→ **Material for this task**:
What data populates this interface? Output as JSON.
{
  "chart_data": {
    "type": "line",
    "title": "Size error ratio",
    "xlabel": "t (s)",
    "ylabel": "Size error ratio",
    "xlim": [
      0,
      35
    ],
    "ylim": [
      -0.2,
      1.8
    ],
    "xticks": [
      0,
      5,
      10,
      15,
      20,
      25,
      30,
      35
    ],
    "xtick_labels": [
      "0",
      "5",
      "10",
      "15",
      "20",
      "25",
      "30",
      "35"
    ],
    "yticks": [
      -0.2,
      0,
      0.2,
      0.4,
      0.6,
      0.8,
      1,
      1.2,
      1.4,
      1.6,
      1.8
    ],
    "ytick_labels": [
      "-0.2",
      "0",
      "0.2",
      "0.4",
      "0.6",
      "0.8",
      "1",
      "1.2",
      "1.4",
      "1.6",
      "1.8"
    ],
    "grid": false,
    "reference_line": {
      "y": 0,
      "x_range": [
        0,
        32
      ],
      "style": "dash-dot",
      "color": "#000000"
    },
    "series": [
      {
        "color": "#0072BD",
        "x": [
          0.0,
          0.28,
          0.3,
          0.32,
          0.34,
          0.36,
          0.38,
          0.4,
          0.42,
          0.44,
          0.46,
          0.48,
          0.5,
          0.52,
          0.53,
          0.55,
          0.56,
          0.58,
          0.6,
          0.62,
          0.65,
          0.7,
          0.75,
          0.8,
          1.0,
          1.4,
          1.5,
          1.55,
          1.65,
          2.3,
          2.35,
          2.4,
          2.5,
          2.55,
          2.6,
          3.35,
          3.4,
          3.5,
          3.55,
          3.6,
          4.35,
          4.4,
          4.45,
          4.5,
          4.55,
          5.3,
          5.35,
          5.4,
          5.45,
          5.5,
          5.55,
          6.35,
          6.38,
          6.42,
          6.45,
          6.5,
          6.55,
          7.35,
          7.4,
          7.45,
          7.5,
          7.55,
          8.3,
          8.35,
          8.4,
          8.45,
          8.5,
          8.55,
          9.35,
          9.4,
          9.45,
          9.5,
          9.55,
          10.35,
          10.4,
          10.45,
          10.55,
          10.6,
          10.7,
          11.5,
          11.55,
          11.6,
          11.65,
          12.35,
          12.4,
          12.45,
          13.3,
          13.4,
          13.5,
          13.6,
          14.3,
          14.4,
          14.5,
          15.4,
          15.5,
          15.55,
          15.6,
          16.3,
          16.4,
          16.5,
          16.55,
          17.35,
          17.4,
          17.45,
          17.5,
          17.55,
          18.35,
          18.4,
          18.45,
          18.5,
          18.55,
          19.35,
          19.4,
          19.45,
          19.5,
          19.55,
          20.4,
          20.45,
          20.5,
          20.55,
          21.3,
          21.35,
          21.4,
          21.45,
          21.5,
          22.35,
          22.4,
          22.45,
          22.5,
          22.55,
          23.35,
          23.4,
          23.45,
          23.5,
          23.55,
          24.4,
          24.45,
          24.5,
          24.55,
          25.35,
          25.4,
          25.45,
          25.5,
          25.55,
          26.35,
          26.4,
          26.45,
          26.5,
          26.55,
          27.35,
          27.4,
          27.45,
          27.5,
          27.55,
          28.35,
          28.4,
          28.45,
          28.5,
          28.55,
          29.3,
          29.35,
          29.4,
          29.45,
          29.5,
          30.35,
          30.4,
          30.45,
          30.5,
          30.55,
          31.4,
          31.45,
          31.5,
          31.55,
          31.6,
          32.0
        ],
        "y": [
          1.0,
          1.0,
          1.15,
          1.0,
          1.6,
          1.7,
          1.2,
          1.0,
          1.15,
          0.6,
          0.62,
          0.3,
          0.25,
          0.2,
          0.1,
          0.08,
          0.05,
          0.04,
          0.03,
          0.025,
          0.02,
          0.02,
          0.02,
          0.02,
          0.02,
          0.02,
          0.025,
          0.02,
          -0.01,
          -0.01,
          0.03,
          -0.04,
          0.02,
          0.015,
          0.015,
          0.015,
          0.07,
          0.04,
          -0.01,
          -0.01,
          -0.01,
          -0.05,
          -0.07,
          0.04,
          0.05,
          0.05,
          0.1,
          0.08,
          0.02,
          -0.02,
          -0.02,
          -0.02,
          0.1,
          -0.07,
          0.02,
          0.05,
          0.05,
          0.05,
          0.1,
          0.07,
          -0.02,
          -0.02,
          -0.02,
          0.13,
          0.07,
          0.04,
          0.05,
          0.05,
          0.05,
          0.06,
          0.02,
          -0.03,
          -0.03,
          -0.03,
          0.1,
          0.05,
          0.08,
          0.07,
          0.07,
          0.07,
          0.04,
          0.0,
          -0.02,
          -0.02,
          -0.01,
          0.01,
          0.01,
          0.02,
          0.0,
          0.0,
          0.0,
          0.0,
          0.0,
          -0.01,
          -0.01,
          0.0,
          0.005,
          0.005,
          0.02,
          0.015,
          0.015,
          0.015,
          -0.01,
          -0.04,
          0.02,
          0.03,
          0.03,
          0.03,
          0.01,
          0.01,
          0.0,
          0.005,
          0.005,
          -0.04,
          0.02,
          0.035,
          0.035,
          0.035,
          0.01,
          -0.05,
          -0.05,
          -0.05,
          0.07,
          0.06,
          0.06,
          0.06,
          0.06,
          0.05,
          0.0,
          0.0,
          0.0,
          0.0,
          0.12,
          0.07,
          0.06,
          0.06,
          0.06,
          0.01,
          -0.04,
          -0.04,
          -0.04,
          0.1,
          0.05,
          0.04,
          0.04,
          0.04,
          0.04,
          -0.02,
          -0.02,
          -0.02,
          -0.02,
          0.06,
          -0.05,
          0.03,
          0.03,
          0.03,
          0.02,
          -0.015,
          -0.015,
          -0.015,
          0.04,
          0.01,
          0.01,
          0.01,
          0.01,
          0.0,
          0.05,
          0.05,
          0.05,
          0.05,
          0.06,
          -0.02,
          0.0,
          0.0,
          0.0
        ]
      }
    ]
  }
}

→ **Instruction**:
Copy every record exactly as presented.

→ **The reply**:
What data populates this interface? Output as JSON.
{
  "chart_data": {
    "type": "line",
    "title": "Size error ratio",
    "xlabel": "t (s)",
    "ylabel": "Size error ratio",
    "xlim": [
      0,
      35
    ],
    "ylim": [
      -0.2,
      1.8
    ],
    "xticks": [
      0,
      5,
      10,
      15,
      20,
      25,
      30,
      35
    ],
    "xtick_labels": [
      "0",
      "5",
      "10",
      "15",
      "20",
      "25",
      "30",
      "35"
    ],
    "yticks": [
      -0.2,
      0,
      0.2,
      0.4,
      0.6,
      0.8,
      1,
      1.2,
      1.4,
      1.6,
      1.8
    ],
    "ytick_labels": [
      "-0.2",
      "0",
      "0.2",
      "0.4",
      "0.6",
      "0.8",
      "1",
      "1.2",
      "1.4",
      "1.6",
      "1.8"
    ],
    "grid": false,
    "reference_line": {
      "y": 0,
      "x_range": [
        0,
        32
      ],
      "style": "dash-dot",
      "color": "#000000"
    },
    "series": [
      {
        "color": "#0072BD",
        "x": [
          0.0,
          0.28,
          0.3,
          0.32,
          0.34,
          0.36,
          0.38,
          0.4,
          0.42,
          0.44,
          0.46,
          0.48,
          0.5,
          0.52,
          0.53,
          0.55,
          0.56,
          0.58,
          0.6,
          0.62,
          0.65,
          0.7,
          0.75,
          0.8,
          1.0,
          1.4,
          1.5,
          1.55,
          1.65,
          2.3,
          2.35,
          2.4,
          2.5,
          2.55,
          2.6,
          3.35,
          3.4,
          3.5,
          3.55,
          3.6,
          4.35,
          4.4,
          4.45,
          4.5,
          4.55,
          5.3,
          5.35,
          5.4,
          5.45,
          5.5,
          5.55,
          6.35,
          6.38,
          6.42,
          6.45,
          6.5,
          6.55,
          7.35,
          7.4,
          7.45,
          7.5,
          7.55,
          8.3,
          8.35,
          8.4,
          8.45,
          8.5,
          8.55,
          9.35,
          9.4,
          9.45,
          9.5,
          9.55,
          10.35,
          10.4,
          10.45,
          10.55,
          10.6,
          10.7,
          11.5,
          11.55,
          11.6,
          11.65,
          12.35,
          12.4,
          12.45,
          13.3,
          13.4,
          13.5,
          13.6,
          14.3,
          14.4,
          14.5,
          15.4,
          15.5,
          15.55,
          15.6,
          16.3,
          16.4,
          16.5,
          16.55,
          17.35,
          17.4,
          17.45,
          17.5,
          17.55,
          18.35,
          18.4,
          18.45,
          18.5,
          18.55,
          19.35,
          19.4,
          19.45,
          19.5,
          19.55,
          20.4,
          20.45,
          20.5,
          20.55,
          21.3,
          21.35,
          21.4,
          21.45,
          21.5,
          22.35,
          22.4,
          22.45,
          22.5,
          22.55,
          23.35,
          23.4,
          23.45,
          23.5,
          23.55,
          24.4,
          24.45,
          24.5,
          24.55,
          25.35,
          25.4,
          25.45,
          25.5,
          25.55,
          26.35,
          26.4,
          26.45,
          26.5,
          26.55,
          27.35,
          27.4,
          27.45,
          27.5,
          27.55,
          28.35,
          28.4,
          28.45,
          28.5,
          28.55,
          29.3,
          29.35,
          29.4,
          29.45,
          29.5,
          30.35,
          30.4,
          30.45,
          30.5,
          30.55,
          31.4,
          31.45,
          31.5,
          31.55,
          31.6,
          32.0
        ],
        "y": [
          1.0,
          1.0,
          1.15,
          1.0,
          1.6,
          1.7,
          1.2,
          1.0,
          1.15,
          0.6,
          0.62,
          0.3,
          0.25,
          0.2,
          0.1,
          0.08,
          0.05,
          0.04,
          0.03,
          0.025,
          0.02,
          0.02,
          0.02,
          0.02,
          0.02,
          0.02,
          0.025,
          0.02,
          -0.01,
          -0.01,
          0.03,
          -0.04,
          0.02,
          0.015,
          0.015,
          0.015,
          0.07,
          0.04,
          -0.01,
          -0.01,
          -0.01,
          -0.05,
          -0.07,
          0.04,
          0.05,
          0.05,
          0.1,
          0.08,
          0.02,
          -0.02,
          -0.02,
          -0.02,
          0.1,
          -0.07,
          0.02,
          0.05,
          0.05,
          0.05,
          0.1,
          0.07,
          -0.02,
          -0.02,
          -0.02,
          0.13,
          0.07,
          0.04,
          0.05,
          0.05,
          0.05,
          0.06,
          0.02,
          -0.03,
          -0.03,
          -0.03,
          0.1,
          0.05,
          0.08,
          0.07,
          0.07,
          0.07,
          0.04,
          0.0,
          -0.02,
          -0.02,
          -0.01,
          0.01,
          0.01,
          0.02,
          0.0,
          0.0,
          0.0,
          0.0,
          0.0,
          -0.01,
          -0.01,
          0.0,
          0.005,
          0.005,
          0.02,
          0.015,
          0.015,
          0.015,
          -0.01,
          -0.04,
          0.02,
          0.03,
          0.03,
          0.03,
          0.01,
          0.01,
          0.0,
          0.005,
          0.005,
          -0.04,
          0.02,
          0.035,
          0.035,
          0.035,
          0.01,
          -0.05,
          -0.05,
          -0.05,
          0.07,
          0.06,
          0.06,
          0.06,
          0.06,
          0.05,
          0.0,
          0.0,
          0.0,
          0.0,
          0.12,
          0.07,
          0.06,
          0.06,
          0.06,
          0.01,
          -0.04,
          -0.04,
          -0.04,
          0.1,
          0.05,
          0.04,
          0.04,
          0.04,
          0.04,
          -0.02,
          -0.02,
          -0.02,
          -0.02,
          0.06,
          -0.05,
          0.03,
          0.03,
          0.03,
          0.02,
          -0.015,
          -0.015,
          -0.015,
          0.04,
          0.01,
          0.01,
          0.01,
          0.01,
          0.0,
          0.05,
          0.05,
          0.05,
          0.05,
          0.06,
          -0.02,
          0.0,
          0.0,
          0.0
        ]
      }
    ]
  }
}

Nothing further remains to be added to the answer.